§ **TASK**: Return the records, each one exactly as written.

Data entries
^^^^^^^^^^^^^^^^

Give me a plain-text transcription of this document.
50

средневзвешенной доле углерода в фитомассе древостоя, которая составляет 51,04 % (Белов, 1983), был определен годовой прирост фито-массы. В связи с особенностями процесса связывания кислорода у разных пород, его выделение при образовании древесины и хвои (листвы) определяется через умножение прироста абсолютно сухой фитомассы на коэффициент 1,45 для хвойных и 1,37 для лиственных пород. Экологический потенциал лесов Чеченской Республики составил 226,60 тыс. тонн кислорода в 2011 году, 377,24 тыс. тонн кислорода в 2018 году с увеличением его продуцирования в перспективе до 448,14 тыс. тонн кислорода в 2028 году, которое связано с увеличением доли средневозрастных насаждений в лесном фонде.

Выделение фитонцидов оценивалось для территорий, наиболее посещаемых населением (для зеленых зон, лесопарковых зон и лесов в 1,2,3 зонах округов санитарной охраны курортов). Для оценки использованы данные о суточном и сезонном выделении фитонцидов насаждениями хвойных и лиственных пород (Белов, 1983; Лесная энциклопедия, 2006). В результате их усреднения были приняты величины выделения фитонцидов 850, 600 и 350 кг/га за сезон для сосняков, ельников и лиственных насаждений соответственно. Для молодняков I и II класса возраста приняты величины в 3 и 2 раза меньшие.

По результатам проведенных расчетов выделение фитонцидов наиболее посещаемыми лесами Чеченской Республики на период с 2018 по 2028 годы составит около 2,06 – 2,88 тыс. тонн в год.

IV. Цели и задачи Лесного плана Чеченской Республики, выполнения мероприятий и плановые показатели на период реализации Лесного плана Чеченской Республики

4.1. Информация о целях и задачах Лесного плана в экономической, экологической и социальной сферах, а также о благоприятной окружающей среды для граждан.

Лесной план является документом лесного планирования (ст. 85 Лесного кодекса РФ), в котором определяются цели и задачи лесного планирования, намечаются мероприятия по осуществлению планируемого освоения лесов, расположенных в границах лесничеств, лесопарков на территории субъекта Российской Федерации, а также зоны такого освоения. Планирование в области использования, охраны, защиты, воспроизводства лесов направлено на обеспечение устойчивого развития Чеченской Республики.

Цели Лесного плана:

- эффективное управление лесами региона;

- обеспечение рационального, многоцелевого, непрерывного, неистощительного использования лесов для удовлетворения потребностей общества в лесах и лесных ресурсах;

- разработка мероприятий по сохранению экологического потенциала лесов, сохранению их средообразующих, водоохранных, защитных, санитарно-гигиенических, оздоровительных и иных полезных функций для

^^^^^^^^^^^^^^^^

§ **FINISHED TASK**:
Give me a plain-text transcription of this document.
50

средневзвешенной доле углерода в фитомассе древостоя, которая составляет 51,04 % (Белов, 1983), был определен годовой прирост фито-массы. В связи с особенностями процесса связывания кислорода у разных пород, его выделение при образовании древесины и хвои (листвы) определяется через умножение прироста абсолютно сухой фитомассы на коэффициент 1,45 для хвойных и 1,37 для лиственных пород. Экологический потенциал лесов Чеченской Республики составил 226,60 тыс. тонн кислорода в 2011 году, 377,24 тыс. тонн кислорода в 2018 году с увеличением его продуцирования в перспективе до 448,14 тыс. тонн кислорода в 2028 году, которое связано с увеличением доли средневозрастных насаждений в лесном фонде.

Выделение фитонцидов оценивалось для территорий, наиболее посещаемых населением (для зеленых зон, лесопарковых зон и лесов в 1,2,3 зонах округов санитарной охраны курортов). Для оценки использованы данные о суточном и сезонном выделении фитонцидов насаждениями хвойных и лиственных пород (Белов, 1983; Лесная энциклопедия, 2006). В результате их усреднения были приняты величины выделения фитонцидов 850, 600 и 350 кг/га за сезон для сосняков, ельников и лиственных насаждений соответственно. Для молодняков I и II класса возраста приняты величины в 3 и 2 раза меньшие.

По результатам проведенных расчетов выделение фитонцидов наиболее посещаемыми лесами Чеченской Республики на период с 2018 по 2028 годы составит около 2,06 – 2,88 тыс. тонн в год.

IV. Цели и задачи Лесного плана Чеченской Республики, выполнения мероприятий и плановые показатели на период реализации Лесного плана Чеченской Республики

4.1. Информация о целях и задачах Лесного плана в экономической, экологической и социальной сферах, а также о благоприятной окружающей среды для граждан.

Лесной план является документом лесного планирования (ст. 85 Лесного кодекса РФ), в котором определяются цели и задачи лесного планирования, намечаются мероприятия по осуществлению планируемого освоения лесов, расположенных в границах лесничеств, лесопарков на территории субъекта Российской Федерации, а также зоны такого освоения. Планирование в области использования, охраны, защиты, воспроизводства лесов направлено на обеспечение устойчивого развития Чеченской Республики.

Цели Лесного плана:

- эффективное управление лесами региона;

- обеспечение рационального, многоцелевого, непрерывного, неистощительного использования лесов для удовлетворения потребностей общества в лесах и лесных ресурсах;

- разработка мероприятий по сохранению экологического потенциала лесов, сохранению их средообразующих, водоохранных, защитных, санитарно-гигиенических, оздоровительных и иных полезных функций для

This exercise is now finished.